→ **SHORT EXERCISE**: Omit every picture and write out the rest of the records exactly.

→ **RECORDS TO USE**:

** START **

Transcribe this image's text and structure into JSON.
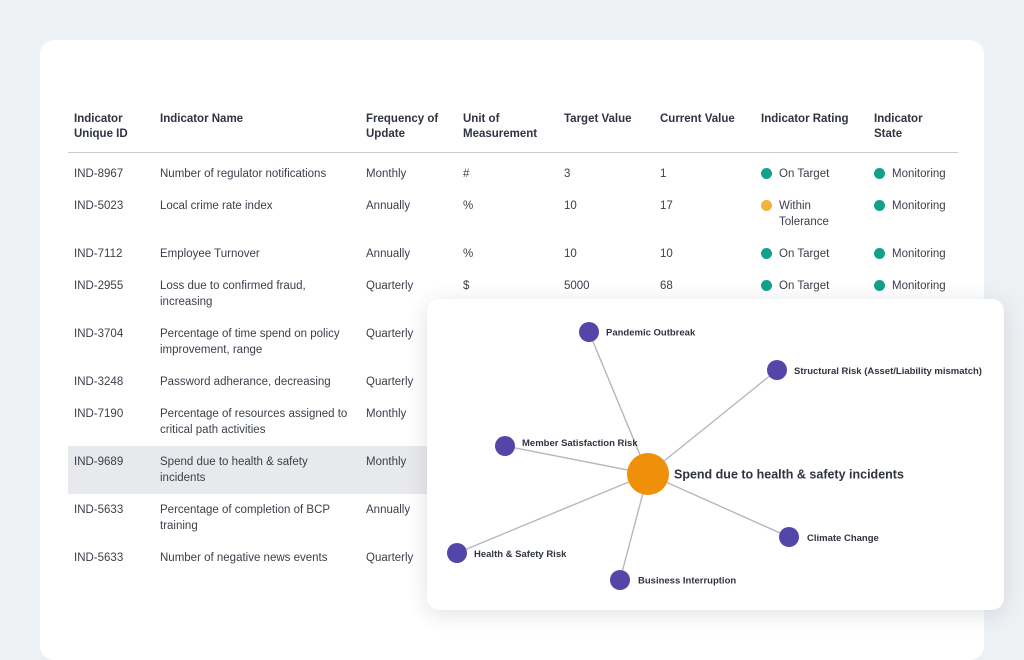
{
  "table": {
    "headers": [
      "Indicator Unique ID",
      "Indicator Name",
      "Frequency of Update",
      "Unit of Measurement",
      "Target Value",
      "Current Value",
      "Indicator Rating",
      "Indicator State"
    ],
    "rows": [
      {
        "id": "IND-8967",
        "name": "Number of regulator notifications",
        "frequency": "Monthly",
        "unit": "#",
        "target": "3",
        "current": "1",
        "rating": "On Target",
        "state": "Monitoring"
      },
      {
        "id": "IND-5023",
        "name": "Local crime rate index",
        "frequency": "Annually",
        "unit": "%",
        "target": "10",
        "current": "17",
        "rating": "Within Tolerance",
        "state": "Monitoring"
      },
      {
        "id": "IND-7112",
        "name": "Employee Turnover",
        "frequency": "Annually",
        "unit": "%",
        "target": "10",
        "current": "10",
        "rating": "On Target",
        "state": "Monitoring"
      },
      {
        "id": "IND-2955",
        "name": "Loss due to confirmed fraud, increasing",
        "frequency": "Quarterly",
        "unit": "$",
        "target": "5000",
        "current": "68",
        "rating": "On Target",
        "state": "Monitoring"
      },
      {
        "id": "IND-3704",
        "name": "Percentage of time spend on policy improvement, range",
        "frequency": "Quarterly",
        "unit": "",
        "target": "",
        "current": "",
        "rating": "",
        "state": ""
      },
      {
        "id": "IND-3248",
        "name": "Password adherance, decreasing",
        "frequency": "Quarterly",
        "unit": "",
        "target": "",
        "current": "",
        "rating": "",
        "state": ""
      },
      {
        "id": "IND-7190",
        "name": "Percentage of resources assigned to critical path activities",
        "frequency": "Monthly",
        "unit": "",
        "target": "",
        "current": "",
        "rating": "",
        "state": ""
      },
      {
        "id": "IND-9689",
        "name": "Spend due to health & safety incidents",
        "frequency": "Monthly",
        "unit": "",
        "target": "",
        "current": "",
        "rating": "",
        "state": ""
      },
      {
        "id": "IND-5633",
        "name": "Percentage of completion of BCP training",
        "frequency": "Annually",
        "unit": "",
        "target": "",
        "current": "",
        "rating": "",
        "state": ""
      },
      {
        "id": "IND-5633",
        "name": "Number of negative news events",
        "frequency": "Quarterly",
        "unit": "",
        "target": "",
        "current": "",
        "rating": "",
        "state": ""
      }
    ]
  },
  "colors": {
    "on_target": "#14a08c",
    "within_tolerance": "#f2b33d",
    "monitoring": "#14a08c",
    "center_node": "#f0900a",
    "risk_node": "#5446a8",
    "edge": "#b5b7bc"
  },
  "graph": {
    "center": "Spend due to health & safety incidents",
    "nodes": [
      {
        "label": "Pandemic Outbreak"
      },
      {
        "label": "Structural Risk (Asset/Liability mismatch)"
      },
      {
        "label": "Member Satisfaction Risk"
      },
      {
        "label": "Climate Change"
      },
      {
        "label": "Health & Safety Risk"
      },
      {
        "label": "Business Interruption"
      }
    ]
  }
}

** END **

→ **RIGHT ANSWER**:
Transcribe this image's text and structure into JSON.
{
  "table": {
    "headers": [
      "Indicator Unique ID",
      "Indicator Name",
      "Frequency of Update",
      "Unit of Measurement",
      "Target Value",
      "Current Value",
      "Indicator Rating",
      "Indicator State"
    ],
    "rows": [
      {
        "id": "IND-8967",
        "name": "Number of regulator notifications",
        "frequency": "Monthly",
        "unit": "#",
        "target": "3",
        "current": "1",
        "rating": "On Target",
        "state": "Monitoring"
      },
      {
        "id": "IND-5023",
        "name": "Local crime rate index",
        "frequency": "Annually",
        "unit": "%",
        "target": "10",
        "current": "17",
        "rating": "Within Tolerance",
        "state": "Monitoring"
      },
      {
        "id": "IND-7112",
        "name": "Employee Turnover",
        "frequency": "Annually",
        "unit": "%",
        "target": "10",
        "current": "10",
        "rating": "On Target",
        "state": "Monitoring"
      },
      {
        "id": "IND-2955",
        "name": "Loss due to confirmed fraud, increasing",
        "frequency": "Quarterly",
        "unit": "$",
        "target": "5000",
        "current": "68",
        "rating": "On Target",
        "state": "Monitoring"
      },
      {
        "id": "IND-3704",
        "name": "Percentage of time spend on policy improvement, range",
        "frequency": "Quarterly",
        "unit": "",
        "target": "",
        "current": "",
        "rating": "",
        "state": ""
      },
      {
        "id": "IND-3248",
        "name": "Password adherance, decreasing",
        "frequency": "Quarterly",
        "unit": "",
        "target": "",
        "current": "",
        "rating": "",
        "state": ""
      },
      {
        "id": "IND-7190",
        "name": "Percentage of resources assigned to critical path activities",
        "frequency": "Monthly",
        "unit": "",
        "target": "",
        "current": "",
        "rating": "",
        "state": ""
      },
      {
        "id": "IND-9689",
        "name": "Spend due to health & safety incidents",
        "frequency": "Monthly",
        "unit": "",
        "target": "",
        "current": "",
        "rating": "",
        "state": ""
      },
      {
        "id": "IND-5633",
        "name": "Percentage of completion of BCP training",
        "frequency": "Annually",
        "unit": "",
        "target": "",
        "current": "",
        "rating": "",
        "state": ""
      },
      {
        "id": "IND-5633",
        "name": "Number of negative news events",
        "frequency": "Quarterly",
        "unit": "",
        "target": "",
        "current": "",
        "rating": "",
        "state": ""
      }
    ]
  },
  "colors": {
    "on_target": "#14a08c",
    "within_tolerance": "#f2b33d",
    "monitoring": "#14a08c",
    "center_node": "#f0900a",
    "risk_node": "#5446a8",
    "edge": "#b5b7bc"
  },
  "graph": {
    "center": "Spend due to health & safety incidents",
    "nodes": [
      {
        "label": "Pandemic Outbreak"
      },
      {
        "label": "Structural Risk (Asset/Liability mismatch)"
      },
      {
        "label": "Member Satisfaction Risk"
      },
      {
        "label": "Climate Change"
      },
      {
        "label": "Health & Safety Risk"
      },
      {
        "label": "Business Interruption"
      }
    ]
  }
}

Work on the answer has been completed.